What is required -
Exactly repeat the full listing that follows.

Supplied records -

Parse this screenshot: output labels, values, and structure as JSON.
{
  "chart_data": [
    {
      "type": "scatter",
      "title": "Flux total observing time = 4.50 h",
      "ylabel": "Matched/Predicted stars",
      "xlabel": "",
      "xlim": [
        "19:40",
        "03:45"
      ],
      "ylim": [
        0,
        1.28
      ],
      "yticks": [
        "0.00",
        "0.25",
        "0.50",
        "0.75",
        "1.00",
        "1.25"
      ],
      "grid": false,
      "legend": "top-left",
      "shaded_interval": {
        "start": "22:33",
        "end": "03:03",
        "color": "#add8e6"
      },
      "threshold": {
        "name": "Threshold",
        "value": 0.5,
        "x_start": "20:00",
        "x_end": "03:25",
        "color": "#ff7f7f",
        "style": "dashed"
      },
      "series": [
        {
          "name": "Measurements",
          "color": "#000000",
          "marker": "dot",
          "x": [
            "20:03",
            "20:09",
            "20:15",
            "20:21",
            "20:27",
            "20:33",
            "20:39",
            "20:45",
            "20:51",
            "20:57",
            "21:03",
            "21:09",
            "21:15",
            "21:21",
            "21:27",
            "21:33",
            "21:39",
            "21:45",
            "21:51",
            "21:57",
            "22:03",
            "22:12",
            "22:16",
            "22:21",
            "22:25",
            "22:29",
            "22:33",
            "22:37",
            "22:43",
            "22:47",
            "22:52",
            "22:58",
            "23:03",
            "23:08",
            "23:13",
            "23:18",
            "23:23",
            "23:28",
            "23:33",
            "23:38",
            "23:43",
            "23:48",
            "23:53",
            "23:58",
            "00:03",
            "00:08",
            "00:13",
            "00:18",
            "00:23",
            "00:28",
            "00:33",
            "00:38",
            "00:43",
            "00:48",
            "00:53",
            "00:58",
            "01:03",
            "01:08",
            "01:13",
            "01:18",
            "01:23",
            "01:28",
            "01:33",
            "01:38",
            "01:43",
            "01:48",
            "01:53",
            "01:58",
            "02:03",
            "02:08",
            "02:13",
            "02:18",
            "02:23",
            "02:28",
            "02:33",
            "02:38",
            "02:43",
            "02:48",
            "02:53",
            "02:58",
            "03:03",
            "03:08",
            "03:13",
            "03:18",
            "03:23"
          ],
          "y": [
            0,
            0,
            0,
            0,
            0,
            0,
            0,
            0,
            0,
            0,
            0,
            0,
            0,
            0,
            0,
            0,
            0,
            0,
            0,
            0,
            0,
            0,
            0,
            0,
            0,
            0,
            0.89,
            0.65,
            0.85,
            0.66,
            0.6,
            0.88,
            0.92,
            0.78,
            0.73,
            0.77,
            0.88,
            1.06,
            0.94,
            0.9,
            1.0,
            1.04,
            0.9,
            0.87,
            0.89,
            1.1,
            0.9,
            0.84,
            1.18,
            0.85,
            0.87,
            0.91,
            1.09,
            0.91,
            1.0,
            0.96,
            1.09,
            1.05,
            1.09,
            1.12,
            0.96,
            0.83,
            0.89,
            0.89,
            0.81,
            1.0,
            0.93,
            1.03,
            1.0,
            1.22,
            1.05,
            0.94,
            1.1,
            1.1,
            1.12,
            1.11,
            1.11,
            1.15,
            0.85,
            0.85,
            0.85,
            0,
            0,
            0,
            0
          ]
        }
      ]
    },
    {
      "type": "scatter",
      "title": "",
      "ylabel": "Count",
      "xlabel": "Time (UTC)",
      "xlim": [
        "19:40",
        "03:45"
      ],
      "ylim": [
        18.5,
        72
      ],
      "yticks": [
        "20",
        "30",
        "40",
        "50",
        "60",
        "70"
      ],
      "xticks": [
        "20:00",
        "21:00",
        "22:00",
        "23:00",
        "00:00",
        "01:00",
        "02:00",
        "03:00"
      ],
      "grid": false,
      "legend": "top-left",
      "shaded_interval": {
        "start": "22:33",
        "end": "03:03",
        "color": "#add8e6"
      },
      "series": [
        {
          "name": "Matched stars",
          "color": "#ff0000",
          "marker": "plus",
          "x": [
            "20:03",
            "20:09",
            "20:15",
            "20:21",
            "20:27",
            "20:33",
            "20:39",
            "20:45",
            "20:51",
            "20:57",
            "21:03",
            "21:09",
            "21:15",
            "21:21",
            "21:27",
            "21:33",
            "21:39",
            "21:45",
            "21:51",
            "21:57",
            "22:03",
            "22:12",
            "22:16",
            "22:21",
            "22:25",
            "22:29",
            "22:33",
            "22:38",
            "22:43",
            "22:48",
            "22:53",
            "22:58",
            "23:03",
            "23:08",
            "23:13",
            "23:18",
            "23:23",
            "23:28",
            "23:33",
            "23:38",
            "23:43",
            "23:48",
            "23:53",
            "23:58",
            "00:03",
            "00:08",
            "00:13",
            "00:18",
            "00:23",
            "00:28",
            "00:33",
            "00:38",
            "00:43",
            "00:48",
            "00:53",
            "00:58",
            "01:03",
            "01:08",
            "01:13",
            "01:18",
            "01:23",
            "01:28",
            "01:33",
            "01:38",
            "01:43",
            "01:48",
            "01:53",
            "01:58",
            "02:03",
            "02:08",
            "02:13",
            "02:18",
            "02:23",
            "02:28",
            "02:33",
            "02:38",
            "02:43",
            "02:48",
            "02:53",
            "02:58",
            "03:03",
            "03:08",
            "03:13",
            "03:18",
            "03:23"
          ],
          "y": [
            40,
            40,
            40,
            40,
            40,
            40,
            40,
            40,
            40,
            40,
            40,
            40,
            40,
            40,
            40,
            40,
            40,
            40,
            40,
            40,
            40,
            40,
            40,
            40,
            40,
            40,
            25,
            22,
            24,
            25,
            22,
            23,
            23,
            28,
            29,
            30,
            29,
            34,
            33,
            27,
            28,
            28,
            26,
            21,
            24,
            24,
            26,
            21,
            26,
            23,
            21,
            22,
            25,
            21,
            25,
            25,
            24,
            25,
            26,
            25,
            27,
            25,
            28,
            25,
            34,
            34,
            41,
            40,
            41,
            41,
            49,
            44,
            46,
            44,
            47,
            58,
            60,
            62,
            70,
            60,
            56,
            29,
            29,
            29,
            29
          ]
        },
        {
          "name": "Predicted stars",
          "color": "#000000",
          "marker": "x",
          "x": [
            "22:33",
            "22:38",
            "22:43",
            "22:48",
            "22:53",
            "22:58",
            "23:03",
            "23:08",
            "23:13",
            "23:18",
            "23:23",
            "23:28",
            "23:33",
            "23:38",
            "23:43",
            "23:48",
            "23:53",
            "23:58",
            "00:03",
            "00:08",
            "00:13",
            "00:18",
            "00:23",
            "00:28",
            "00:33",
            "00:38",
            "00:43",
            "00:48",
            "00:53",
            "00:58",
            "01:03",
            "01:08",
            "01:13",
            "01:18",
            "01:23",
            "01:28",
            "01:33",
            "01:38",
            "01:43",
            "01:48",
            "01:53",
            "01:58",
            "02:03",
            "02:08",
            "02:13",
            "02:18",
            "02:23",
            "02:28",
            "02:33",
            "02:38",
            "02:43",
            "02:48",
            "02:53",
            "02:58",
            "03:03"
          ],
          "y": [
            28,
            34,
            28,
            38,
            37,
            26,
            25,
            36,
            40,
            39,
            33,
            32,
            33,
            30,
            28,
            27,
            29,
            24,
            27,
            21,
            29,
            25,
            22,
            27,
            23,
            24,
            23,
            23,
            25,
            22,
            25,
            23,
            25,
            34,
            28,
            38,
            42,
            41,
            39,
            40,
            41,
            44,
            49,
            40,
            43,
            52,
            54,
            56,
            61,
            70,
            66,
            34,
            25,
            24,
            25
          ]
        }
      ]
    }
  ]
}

Complete output -
Parse this screenshot: output labels, values, and structure as JSON.
{
  "chart_data": [
    {
      "type": "scatter",
      "title": "Flux total observing time = 4.50 h",
      "ylabel": "Matched/Predicted stars",
      "xlabel": "",
      "xlim": [
        "19:40",
        "03:45"
      ],
      "ylim": [
        0,
        1.28
      ],
      "yticks": [
        "0.00",
        "0.25",
        "0.50",
        "0.75",
        "1.00",
        "1.25"
      ],
      "grid": false,
      "legend": "top-left",
      "shaded_interval": {
        "start": "22:33",
        "end": "03:03",
        "color": "#add8e6"
      },
      "threshold": {
        "name": "Threshold",
        "value": 0.5,
        "x_start": "20:00",
        "x_end": "03:25",
        "color": "#ff7f7f",
        "style": "dashed"
      },
      "series": [
        {
          "name": "Measurements",
          "color": "#000000",
          "marker": "dot",
          "x": [
            "20:03",
            "20:09",
            "20:15",
            "20:21",
            "20:27",
            "20:33",
            "20:39",
            "20:45",
            "20:51",
            "20:57",
            "21:03",
            "21:09",
            "21:15",
            "21:21",
            "21:27",
            "21:33",
            "21:39",
            "21:45",
            "21:51",
            "21:57",
            "22:03",
            "22:12",
            "22:16",
            "22:21",
            "22:25",
            "22:29",
            "22:33",
            "22:37",
            "22:43",
            "22:47",
            "22:52",
            "22:58",
            "23:03",
            "23:08",
            "23:13",
            "23:18",
            "23:23",
            "23:28",
            "23:33",
            "23:38",
            "23:43",
            "23:48",
            "23:53",
            "23:58",
            "00:03",
            "00:08",
            "00:13",
            "00:18",
            "00:23",
            "00:28",
            "00:33",
            "00:38",
            "00:43",
            "00:48",
            "00:53",
            "00:58",
            "01:03",
            "01:08",
            "01:13",
            "01:18",
            "01:23",
            "01:28",
            "01:33",
            "01:38",
            "01:43",
            "01:48",
            "01:53",
            "01:58",
            "02:03",
            "02:08",
            "02:13",
            "02:18",
            "02:23",
            "02:28",
            "02:33",
            "02:38",
            "02:43",
            "02:48",
            "02:53",
            "02:58",
            "03:03",
            "03:08",
            "03:13",
            "03:18",
            "03:23"
          ],
          "y": [
            0,
            0,
            0,
            0,
            0,
            0,
            0,
            0,
            0,
            0,
            0,
            0,
            0,
            0,
            0,
            0,
            0,
            0,
            0,
            0,
            0,
            0,
            0,
            0,
            0,
            0,
            0.89,
            0.65,
            0.85,
            0.66,
            0.6,
            0.88,
            0.92,
            0.78,
            0.73,
            0.77,
            0.88,
            1.06,
            0.94,
            0.9,
            1.0,
            1.04,
            0.9,
            0.87,
            0.89,
            1.1,
            0.9,
            0.84,
            1.18,
            0.85,
            0.87,
            0.91,
            1.09,
            0.91,
            1.0,
            0.96,
            1.09,
            1.05,
            1.09,
            1.12,
            0.96,
            0.83,
            0.89,
            0.89,
            0.81,
            1.0,
            0.93,
            1.03,
            1.0,
            1.22,
            1.05,
            0.94,
            1.1,
            1.1,
            1.12,
            1.11,
            1.11,
            1.15,
            0.85,
            0.85,
            0.85,
            0,
            0,
            0,
            0
          ]
        }
      ]
    },
    {
      "type": "scatter",
      "title": "",
      "ylabel": "Count",
      "xlabel": "Time (UTC)",
      "xlim": [
        "19:40",
        "03:45"
      ],
      "ylim": [
        18.5,
        72
      ],
      "yticks": [
        "20",
        "30",
        "40",
        "50",
        "60",
        "70"
      ],
      "xticks": [
        "20:00",
        "21:00",
        "22:00",
        "23:00",
        "00:00",
        "01:00",
        "02:00",
        "03:00"
      ],
      "grid": false,
      "legend": "top-left",
      "shaded_interval": {
        "start": "22:33",
        "end": "03:03",
        "color": "#add8e6"
      },
      "series": [
        {
          "name": "Matched stars",
          "color": "#ff0000",
          "marker": "plus",
          "x": [
            "20:03",
            "20:09",
            "20:15",
            "20:21",
            "20:27",
            "20:33",
            "20:39",
            "20:45",
            "20:51",
            "20:57",
            "21:03",
            "21:09",
            "21:15",
            "21:21",
            "21:27",
            "21:33",
            "21:39",
            "21:45",
            "21:51",
            "21:57",
            "22:03",
            "22:12",
            "22:16",
            "22:21",
            "22:25",
            "22:29",
            "22:33",
            "22:38",
            "22:43",
            "22:48",
            "22:53",
            "22:58",
            "23:03",
            "23:08",
            "23:13",
            "23:18",
            "23:23",
            "23:28",
            "23:33",
            "23:38",
            "23:43",
            "23:48",
            "23:53",
            "23:58",
            "00:03",
            "00:08",
            "00:13",
            "00:18",
            "00:23",
            "00:28",
            "00:33",
            "00:38",
            "00:43",
            "00:48",
            "00:53",
            "00:58",
            "01:03",
            "01:08",
            "01:13",
            "01:18",
            "01:23",
            "01:28",
            "01:33",
            "01:38",
            "01:43",
            "01:48",
            "01:53",
            "01:58",
            "02:03",
            "02:08",
            "02:13",
            "02:18",
            "02:23",
            "02:28",
            "02:33",
            "02:38",
            "02:43",
            "02:48",
            "02:53",
            "02:58",
            "03:03",
            "03:08",
            "03:13",
            "03:18",
            "03:23"
          ],
          "y": [
            40,
            40,
            40,
            40,
            40,
            40,
            40,
            40,
            40,
            40,
            40,
            40,
            40,
            40,
            40,
            40,
            40,
            40,
            40,
            40,
            40,
            40,
            40,
            40,
            40,
            40,
            25,
            22,
            24,
            25,
            22,
            23,
            23,
            28,
            29,
            30,
            29,
            34,
            33,
            27,
            28,
            28,
            26,
            21,
            24,
            24,
            26,
            21,
            26,
            23,
            21,
            22,
            25,
            21,
            25,
            25,
            24,
            25,
            26,
            25,
            27,
            25,
            28,
            25,
            34,
            34,
            41,
            40,
            41,
            41,
            49,
            44,
            46,
            44,
            47,
            58,
            60,
            62,
            70,
            60,
            56,
            29,
            29,
            29,
            29
          ]
        },
        {
          "name": "Predicted stars",
          "color": "#000000",
          "marker": "x",
          "x": [
            "22:33",
            "22:38",
            "22:43",
            "22:48",
            "22:53",
            "22:58",
            "23:03",
            "23:08",
            "23:13",
            "23:18",
            "23:23",
            "23:28",
            "23:33",
            "23:38",
            "23:43",
            "23:48",
            "23:53",
            "23:58",
            "00:03",
            "00:08",
            "00:13",
            "00:18",
            "00:23",
            "00:28",
            "00:33",
            "00:38",
            "00:43",
            "00:48",
            "00:53",
            "00:58",
            "01:03",
            "01:08",
            "01:13",
            "01:18",
            "01:23",
            "01:28",
            "01:33",
            "01:38",
            "01:43",
            "01:48",
            "01:53",
            "01:58",
            "02:03",
            "02:08",
            "02:13",
            "02:18",
            "02:23",
            "02:28",
            "02:33",
            "02:38",
            "02:43",
            "02:48",
            "02:53",
            "02:58",
            "03:03"
          ],
          "y": [
            28,
            34,
            28,
            38,
            37,
            26,
            25,
            36,
            40,
            39,
            33,
            32,
            33,
            30,
            28,
            27,
            29,
            24,
            27,
            21,
            29,
            25,
            22,
            27,
            23,
            24,
            23,
            23,
            25,
            22,
            25,
            23,
            25,
            34,
            28,
            38,
            42,
            41,
            39,
            40,
            41,
            44,
            49,
            40,
            43,
            52,
            54,
            56,
            61,
            70,
            66,
            34,
            25,
            24,
            25
          ]
        }
      ]
    }
  ]
}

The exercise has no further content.